Copy out each line of the listing that has the word "afternoon" in it.

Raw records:
▼▼▼

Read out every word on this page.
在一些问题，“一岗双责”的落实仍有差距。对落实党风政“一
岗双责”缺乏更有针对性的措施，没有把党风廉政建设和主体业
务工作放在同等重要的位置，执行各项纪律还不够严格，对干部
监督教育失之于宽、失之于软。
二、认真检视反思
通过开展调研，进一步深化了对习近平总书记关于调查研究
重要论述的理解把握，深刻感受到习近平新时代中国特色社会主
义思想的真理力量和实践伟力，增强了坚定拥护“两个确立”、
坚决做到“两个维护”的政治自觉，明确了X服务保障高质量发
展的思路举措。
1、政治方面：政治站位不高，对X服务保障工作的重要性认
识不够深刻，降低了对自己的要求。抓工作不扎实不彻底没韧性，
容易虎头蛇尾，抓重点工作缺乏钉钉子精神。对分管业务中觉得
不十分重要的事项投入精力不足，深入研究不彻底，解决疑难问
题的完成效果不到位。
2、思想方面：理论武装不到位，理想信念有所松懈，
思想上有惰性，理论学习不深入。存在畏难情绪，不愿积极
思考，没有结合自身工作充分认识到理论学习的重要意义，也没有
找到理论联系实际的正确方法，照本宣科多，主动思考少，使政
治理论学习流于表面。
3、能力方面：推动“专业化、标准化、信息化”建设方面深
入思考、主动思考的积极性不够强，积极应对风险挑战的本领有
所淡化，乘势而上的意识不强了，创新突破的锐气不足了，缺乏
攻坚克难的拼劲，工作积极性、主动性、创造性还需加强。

▲▲▲
▼▼▼

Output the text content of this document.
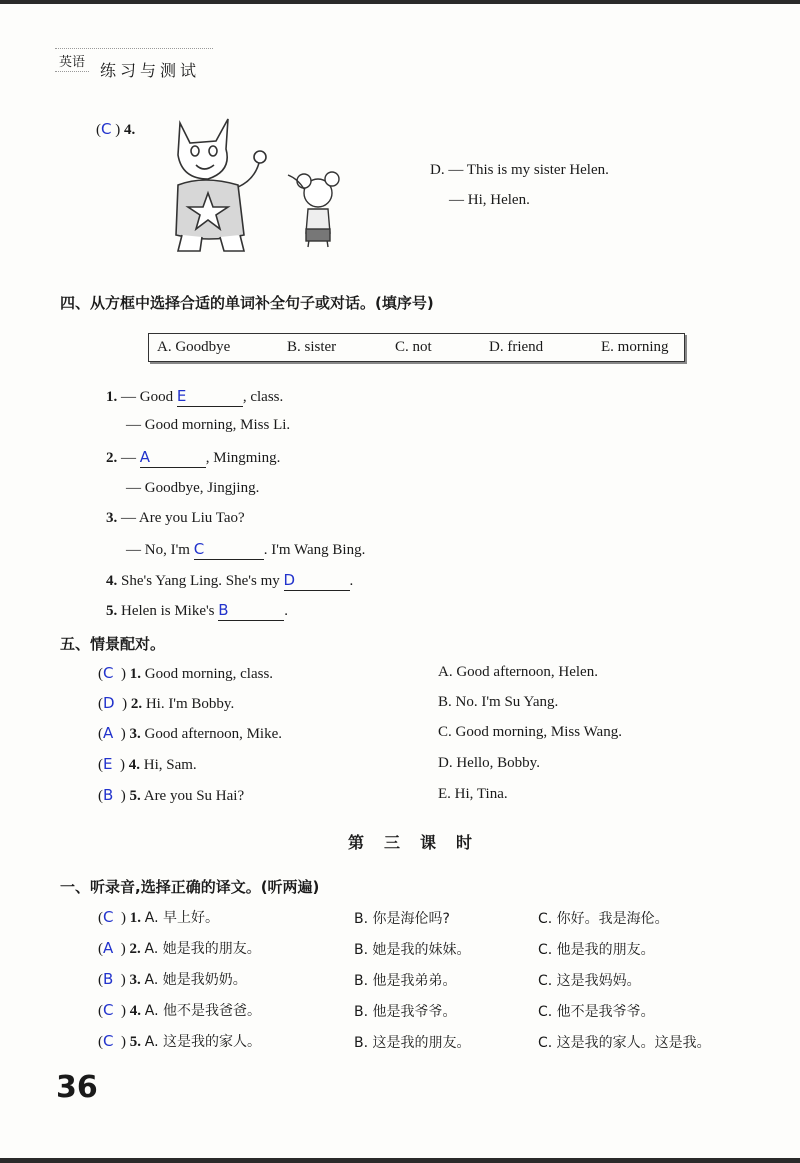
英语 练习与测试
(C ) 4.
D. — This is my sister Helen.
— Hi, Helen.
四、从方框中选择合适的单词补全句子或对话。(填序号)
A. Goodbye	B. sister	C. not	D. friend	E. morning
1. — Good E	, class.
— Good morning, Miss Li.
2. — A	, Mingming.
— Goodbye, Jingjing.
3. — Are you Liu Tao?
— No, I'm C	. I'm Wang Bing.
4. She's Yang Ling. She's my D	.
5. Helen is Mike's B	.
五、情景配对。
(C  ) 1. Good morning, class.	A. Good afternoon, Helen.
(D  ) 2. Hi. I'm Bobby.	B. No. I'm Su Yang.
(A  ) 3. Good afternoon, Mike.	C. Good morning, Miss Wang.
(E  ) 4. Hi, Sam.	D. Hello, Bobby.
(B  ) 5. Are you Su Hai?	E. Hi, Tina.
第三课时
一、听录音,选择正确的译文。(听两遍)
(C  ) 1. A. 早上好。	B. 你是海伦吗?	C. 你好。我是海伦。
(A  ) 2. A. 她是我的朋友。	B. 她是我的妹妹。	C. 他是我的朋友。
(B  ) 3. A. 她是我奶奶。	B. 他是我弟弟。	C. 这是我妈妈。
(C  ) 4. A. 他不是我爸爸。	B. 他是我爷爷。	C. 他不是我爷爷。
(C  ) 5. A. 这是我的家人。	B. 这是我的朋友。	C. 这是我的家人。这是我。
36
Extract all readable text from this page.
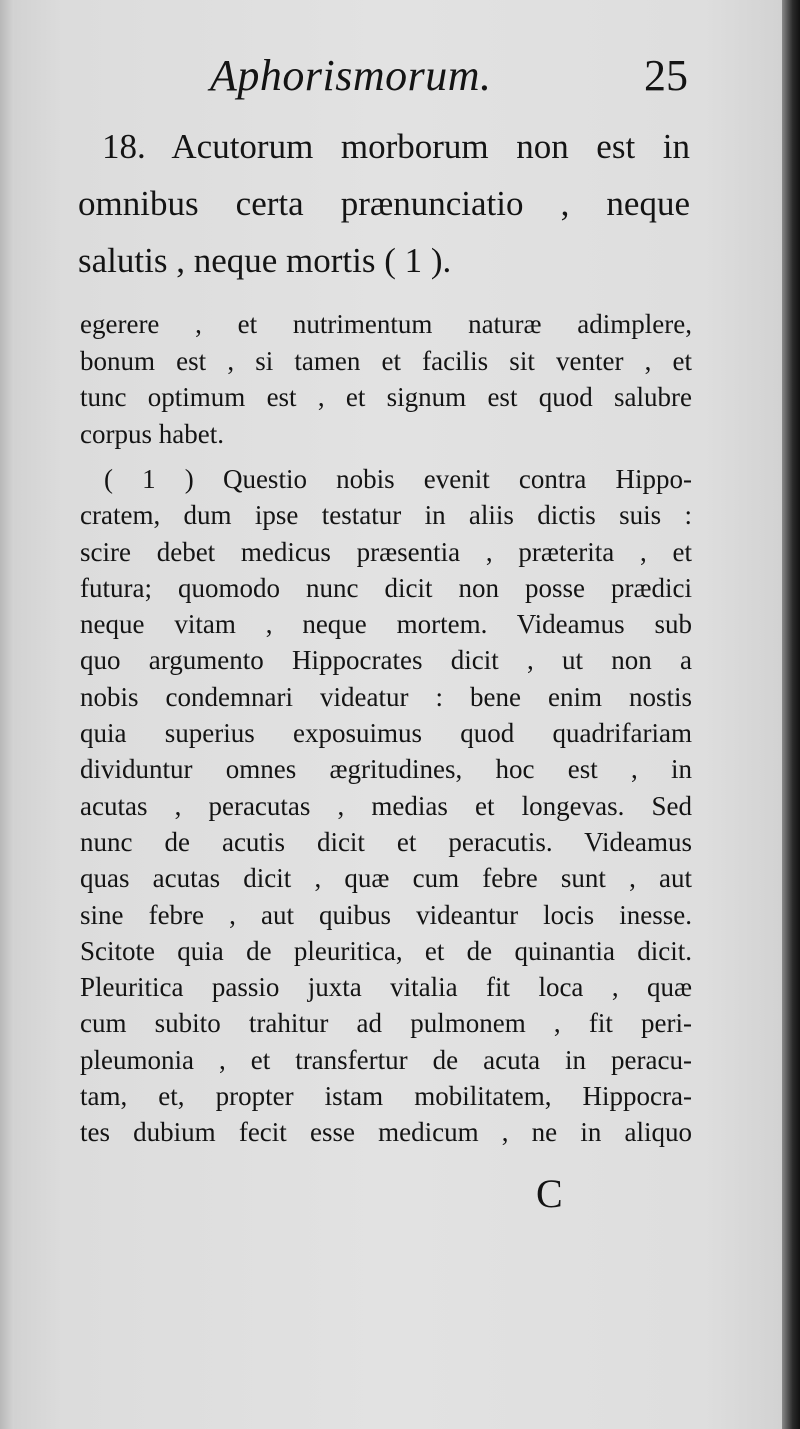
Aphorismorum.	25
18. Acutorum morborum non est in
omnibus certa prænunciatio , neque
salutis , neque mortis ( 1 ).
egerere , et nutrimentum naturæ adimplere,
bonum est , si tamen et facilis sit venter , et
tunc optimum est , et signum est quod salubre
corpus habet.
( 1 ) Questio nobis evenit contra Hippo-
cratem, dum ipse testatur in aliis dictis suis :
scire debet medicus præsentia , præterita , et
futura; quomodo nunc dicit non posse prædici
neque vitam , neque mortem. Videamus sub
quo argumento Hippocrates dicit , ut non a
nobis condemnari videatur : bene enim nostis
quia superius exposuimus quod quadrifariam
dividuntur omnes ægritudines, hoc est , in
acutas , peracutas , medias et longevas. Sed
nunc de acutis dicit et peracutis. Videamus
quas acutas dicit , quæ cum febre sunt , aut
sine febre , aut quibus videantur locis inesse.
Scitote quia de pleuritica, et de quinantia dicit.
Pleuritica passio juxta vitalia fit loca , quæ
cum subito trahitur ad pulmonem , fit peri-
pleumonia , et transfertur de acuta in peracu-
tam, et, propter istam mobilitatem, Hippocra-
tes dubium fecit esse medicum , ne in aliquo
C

▲▲▲

■ **TASK SOLUTION**
(C  ) 1. Good morning, class.	A. Good afternoon, Helen.
(A  ) 3. Good afternoon, Mike.	C. Good morning, Miss Wang.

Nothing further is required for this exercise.